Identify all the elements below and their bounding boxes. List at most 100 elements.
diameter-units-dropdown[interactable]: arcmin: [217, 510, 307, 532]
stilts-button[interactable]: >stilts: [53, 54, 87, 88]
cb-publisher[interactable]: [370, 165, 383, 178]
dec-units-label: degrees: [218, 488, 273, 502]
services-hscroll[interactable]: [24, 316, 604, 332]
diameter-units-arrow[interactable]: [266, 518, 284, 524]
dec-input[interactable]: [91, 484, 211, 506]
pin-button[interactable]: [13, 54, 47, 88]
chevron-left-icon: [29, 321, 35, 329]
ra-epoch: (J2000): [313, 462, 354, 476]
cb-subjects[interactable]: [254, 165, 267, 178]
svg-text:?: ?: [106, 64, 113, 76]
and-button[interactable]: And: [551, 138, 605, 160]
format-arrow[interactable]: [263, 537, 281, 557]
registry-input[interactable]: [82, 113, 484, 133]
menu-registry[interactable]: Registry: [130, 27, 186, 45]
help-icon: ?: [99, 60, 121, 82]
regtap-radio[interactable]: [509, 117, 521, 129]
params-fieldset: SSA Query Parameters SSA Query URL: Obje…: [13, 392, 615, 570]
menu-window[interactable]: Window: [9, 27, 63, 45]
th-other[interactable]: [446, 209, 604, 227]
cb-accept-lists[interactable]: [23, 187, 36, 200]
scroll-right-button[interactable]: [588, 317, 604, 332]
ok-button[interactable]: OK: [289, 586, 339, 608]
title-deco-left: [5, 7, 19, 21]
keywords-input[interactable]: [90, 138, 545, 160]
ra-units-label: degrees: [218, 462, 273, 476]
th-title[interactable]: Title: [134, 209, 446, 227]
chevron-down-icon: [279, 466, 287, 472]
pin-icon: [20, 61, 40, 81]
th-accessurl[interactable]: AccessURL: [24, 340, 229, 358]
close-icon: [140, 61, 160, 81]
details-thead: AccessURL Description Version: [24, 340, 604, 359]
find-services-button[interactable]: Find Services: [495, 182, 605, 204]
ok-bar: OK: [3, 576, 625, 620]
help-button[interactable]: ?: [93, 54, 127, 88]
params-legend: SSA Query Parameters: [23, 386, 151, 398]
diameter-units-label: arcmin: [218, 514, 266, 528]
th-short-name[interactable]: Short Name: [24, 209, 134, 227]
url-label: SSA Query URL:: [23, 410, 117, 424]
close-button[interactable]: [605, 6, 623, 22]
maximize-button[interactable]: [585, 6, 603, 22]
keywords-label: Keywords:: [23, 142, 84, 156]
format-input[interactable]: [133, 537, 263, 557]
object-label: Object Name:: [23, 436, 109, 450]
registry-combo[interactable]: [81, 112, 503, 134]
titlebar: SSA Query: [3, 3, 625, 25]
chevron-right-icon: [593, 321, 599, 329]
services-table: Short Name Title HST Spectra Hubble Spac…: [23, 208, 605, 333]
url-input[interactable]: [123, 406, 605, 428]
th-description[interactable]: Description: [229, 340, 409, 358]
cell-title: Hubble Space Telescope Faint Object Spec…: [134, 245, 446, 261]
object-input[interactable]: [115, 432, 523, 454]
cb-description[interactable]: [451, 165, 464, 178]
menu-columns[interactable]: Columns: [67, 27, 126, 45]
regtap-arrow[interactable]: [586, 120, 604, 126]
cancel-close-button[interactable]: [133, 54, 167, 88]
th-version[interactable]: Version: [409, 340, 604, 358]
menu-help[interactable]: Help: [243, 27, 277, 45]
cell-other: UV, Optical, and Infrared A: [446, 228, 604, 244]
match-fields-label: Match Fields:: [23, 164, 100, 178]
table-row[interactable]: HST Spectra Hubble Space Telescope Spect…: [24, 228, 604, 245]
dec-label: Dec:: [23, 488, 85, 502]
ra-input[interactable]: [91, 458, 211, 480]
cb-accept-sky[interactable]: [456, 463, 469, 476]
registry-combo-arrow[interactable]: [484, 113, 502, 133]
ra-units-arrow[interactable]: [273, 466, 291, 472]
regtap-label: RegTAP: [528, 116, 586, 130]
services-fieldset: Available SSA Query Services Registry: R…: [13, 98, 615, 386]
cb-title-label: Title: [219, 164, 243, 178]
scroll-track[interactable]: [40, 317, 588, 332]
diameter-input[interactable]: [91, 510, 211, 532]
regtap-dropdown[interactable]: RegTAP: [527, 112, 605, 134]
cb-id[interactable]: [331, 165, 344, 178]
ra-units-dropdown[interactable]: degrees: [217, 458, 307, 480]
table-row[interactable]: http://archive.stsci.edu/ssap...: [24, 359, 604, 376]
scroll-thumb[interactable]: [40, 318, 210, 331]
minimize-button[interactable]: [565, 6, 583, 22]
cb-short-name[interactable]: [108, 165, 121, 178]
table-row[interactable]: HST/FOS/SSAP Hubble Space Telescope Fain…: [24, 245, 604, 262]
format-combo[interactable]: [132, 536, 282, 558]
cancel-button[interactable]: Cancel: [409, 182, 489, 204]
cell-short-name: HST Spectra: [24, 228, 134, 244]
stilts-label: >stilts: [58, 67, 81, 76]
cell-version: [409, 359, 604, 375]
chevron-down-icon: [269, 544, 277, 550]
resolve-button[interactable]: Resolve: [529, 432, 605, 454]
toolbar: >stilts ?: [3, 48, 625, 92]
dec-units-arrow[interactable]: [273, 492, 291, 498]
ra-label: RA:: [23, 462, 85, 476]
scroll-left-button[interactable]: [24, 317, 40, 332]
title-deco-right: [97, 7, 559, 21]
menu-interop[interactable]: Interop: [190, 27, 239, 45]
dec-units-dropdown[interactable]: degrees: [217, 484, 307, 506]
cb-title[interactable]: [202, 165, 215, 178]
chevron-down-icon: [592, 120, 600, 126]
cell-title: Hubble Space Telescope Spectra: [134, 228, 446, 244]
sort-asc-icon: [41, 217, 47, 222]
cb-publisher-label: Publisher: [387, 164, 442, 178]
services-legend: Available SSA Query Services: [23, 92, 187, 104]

Short exercise - Count the lines in the entries above that contain the string "other" and reply with the number alone.

Response to this exercise - 2